### EXERCISE
Copy the records below word for word, everything from the line containing "democrat-point [641,275,650,284]" down to the line containing "democrat-point [602,247,611,256]", with both of those lines included.

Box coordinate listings
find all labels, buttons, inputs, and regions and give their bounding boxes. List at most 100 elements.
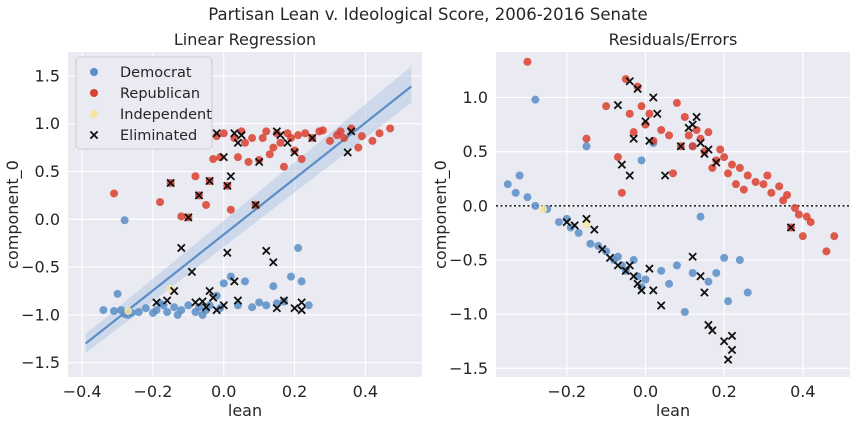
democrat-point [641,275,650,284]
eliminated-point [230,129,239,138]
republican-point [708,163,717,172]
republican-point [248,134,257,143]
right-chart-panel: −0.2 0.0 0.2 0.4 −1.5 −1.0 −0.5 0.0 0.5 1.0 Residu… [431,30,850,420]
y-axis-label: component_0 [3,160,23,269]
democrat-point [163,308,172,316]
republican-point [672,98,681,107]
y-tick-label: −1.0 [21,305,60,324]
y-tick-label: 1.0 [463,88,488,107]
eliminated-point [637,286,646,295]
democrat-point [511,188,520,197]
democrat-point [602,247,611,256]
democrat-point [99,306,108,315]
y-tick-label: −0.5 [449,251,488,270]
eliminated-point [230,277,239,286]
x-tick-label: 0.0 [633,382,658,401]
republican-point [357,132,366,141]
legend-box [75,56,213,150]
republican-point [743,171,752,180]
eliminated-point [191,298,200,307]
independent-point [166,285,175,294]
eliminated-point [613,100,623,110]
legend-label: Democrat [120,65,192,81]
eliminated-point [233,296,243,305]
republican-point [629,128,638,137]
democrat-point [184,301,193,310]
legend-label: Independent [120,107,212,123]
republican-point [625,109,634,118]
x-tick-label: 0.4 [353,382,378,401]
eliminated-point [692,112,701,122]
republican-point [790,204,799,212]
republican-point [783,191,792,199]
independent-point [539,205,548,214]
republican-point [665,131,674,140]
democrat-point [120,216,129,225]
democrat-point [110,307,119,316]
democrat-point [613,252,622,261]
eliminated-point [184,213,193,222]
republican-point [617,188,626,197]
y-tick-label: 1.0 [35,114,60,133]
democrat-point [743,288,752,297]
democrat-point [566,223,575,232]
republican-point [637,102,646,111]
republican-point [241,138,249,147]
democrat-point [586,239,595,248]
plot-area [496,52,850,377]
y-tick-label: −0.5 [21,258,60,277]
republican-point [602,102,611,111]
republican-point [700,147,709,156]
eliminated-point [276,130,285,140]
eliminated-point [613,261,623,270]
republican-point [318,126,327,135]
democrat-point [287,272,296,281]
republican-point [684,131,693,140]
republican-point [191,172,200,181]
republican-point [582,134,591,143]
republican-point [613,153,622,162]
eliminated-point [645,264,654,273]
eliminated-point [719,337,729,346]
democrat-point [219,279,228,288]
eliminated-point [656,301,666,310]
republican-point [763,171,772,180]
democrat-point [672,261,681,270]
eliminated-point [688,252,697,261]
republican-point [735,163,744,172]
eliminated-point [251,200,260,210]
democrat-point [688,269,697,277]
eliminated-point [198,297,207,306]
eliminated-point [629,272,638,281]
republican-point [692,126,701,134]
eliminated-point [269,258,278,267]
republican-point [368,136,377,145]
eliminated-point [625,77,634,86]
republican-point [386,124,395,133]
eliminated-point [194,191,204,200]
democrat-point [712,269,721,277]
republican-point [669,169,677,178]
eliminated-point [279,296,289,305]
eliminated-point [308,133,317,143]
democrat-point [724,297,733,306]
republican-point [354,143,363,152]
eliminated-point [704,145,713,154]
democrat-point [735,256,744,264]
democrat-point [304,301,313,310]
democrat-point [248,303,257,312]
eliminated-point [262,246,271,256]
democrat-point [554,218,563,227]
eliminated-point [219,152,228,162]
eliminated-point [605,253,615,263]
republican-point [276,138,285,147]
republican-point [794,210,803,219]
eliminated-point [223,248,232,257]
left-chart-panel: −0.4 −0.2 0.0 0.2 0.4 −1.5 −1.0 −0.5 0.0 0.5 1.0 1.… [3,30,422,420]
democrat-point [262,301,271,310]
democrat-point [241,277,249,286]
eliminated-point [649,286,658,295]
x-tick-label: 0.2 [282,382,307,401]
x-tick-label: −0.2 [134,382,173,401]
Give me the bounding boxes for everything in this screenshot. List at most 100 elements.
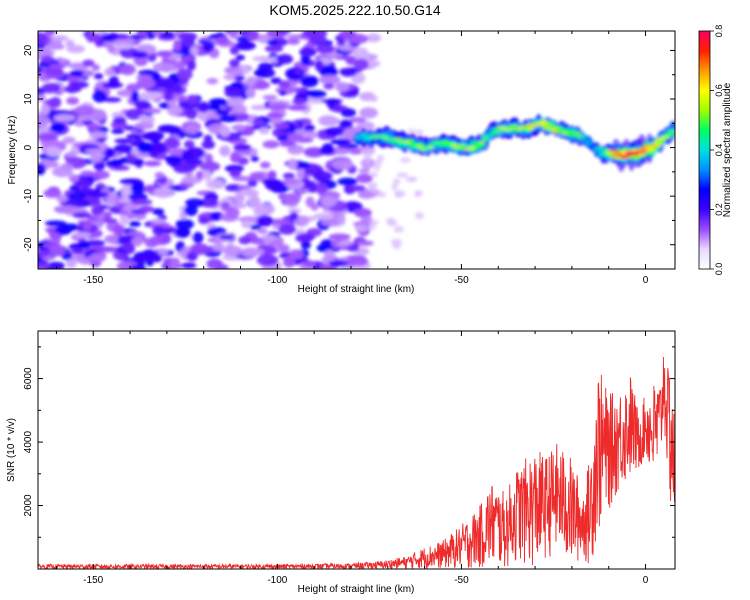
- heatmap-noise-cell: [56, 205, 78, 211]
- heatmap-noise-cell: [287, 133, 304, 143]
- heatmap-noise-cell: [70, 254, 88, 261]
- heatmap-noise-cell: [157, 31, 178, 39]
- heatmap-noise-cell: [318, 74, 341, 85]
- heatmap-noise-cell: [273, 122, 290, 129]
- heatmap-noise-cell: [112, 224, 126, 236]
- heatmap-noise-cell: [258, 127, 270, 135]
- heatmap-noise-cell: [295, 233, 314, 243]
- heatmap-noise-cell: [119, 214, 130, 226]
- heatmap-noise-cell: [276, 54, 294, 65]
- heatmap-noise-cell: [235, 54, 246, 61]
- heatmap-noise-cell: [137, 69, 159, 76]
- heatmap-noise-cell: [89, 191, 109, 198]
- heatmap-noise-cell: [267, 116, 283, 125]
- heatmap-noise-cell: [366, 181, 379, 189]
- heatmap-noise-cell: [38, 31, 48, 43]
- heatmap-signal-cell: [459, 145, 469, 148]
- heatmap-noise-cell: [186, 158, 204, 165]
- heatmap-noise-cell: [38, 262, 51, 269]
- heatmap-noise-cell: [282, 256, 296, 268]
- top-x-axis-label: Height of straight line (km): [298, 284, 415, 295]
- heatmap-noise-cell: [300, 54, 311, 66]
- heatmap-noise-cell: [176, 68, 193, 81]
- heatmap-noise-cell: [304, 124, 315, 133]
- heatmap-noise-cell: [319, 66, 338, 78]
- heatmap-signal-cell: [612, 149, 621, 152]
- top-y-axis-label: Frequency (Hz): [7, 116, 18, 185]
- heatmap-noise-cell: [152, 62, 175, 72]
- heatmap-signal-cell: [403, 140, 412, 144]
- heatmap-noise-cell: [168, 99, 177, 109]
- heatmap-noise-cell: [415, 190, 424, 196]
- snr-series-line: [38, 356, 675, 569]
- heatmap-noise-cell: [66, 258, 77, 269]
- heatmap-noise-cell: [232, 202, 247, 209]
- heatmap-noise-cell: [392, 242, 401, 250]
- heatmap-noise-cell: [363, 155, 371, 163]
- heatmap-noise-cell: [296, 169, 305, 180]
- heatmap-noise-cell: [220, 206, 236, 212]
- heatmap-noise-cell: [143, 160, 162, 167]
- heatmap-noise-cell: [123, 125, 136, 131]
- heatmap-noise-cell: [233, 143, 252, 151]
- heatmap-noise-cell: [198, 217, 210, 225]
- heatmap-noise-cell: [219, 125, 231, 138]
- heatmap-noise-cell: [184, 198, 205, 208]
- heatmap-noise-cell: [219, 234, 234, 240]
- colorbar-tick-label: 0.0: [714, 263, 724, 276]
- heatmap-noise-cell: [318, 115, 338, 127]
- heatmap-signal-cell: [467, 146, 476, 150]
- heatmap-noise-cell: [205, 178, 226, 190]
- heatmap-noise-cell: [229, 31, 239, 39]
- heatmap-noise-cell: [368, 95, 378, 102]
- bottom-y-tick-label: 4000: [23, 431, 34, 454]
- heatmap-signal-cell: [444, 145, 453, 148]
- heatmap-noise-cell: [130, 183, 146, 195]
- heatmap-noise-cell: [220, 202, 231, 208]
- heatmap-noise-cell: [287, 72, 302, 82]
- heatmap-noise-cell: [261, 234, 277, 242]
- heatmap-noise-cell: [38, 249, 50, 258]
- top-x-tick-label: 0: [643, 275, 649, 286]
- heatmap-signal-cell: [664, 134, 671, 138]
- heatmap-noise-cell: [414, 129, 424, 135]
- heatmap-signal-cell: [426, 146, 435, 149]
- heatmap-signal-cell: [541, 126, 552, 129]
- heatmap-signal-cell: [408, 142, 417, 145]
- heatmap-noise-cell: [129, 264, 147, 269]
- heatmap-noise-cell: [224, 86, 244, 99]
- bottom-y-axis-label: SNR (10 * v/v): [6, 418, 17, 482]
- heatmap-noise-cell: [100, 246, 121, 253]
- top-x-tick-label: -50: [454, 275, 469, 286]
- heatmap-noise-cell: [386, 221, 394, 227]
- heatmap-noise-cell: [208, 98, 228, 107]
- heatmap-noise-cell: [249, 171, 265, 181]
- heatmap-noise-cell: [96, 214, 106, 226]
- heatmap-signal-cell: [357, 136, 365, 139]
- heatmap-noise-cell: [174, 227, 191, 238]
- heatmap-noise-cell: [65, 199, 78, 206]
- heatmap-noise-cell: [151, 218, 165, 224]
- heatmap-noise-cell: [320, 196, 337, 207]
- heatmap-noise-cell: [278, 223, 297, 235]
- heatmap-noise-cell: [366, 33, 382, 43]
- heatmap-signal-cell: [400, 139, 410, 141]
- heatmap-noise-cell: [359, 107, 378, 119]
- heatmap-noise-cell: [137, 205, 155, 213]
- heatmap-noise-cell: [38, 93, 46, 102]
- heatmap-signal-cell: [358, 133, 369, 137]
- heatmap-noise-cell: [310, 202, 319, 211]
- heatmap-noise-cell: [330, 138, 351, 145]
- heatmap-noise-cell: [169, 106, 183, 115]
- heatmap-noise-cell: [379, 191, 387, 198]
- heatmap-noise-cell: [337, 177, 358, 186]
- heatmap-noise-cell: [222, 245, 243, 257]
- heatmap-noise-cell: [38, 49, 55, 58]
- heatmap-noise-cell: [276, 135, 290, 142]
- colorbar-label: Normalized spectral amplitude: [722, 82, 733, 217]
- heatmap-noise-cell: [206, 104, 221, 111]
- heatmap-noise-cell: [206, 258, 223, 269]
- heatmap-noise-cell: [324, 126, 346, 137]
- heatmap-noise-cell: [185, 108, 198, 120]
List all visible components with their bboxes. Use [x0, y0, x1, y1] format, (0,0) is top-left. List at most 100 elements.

### SOLUTION TO THIS EXERCISE
democrat-point [641,275,650,284]
eliminated-point [230,129,239,138]
republican-point [708,163,717,172]
republican-point [248,134,257,143]
right-chart-panel: −0.2 0.0 0.2 0.4 −1.5 −1.0 −0.5 0.0 0.5 1.0 Residu… [431,30,850,420]
y-axis-label: component_0 [3,160,23,269]
democrat-point [163,308,172,316]
republican-point [672,98,681,107]
y-tick-label: −1.0 [21,305,60,324]
y-tick-label: 1.0 [463,88,488,107]
eliminated-point [637,286,646,295]
democrat-point [511,188,520,197]
democrat-point [602,247,611,256]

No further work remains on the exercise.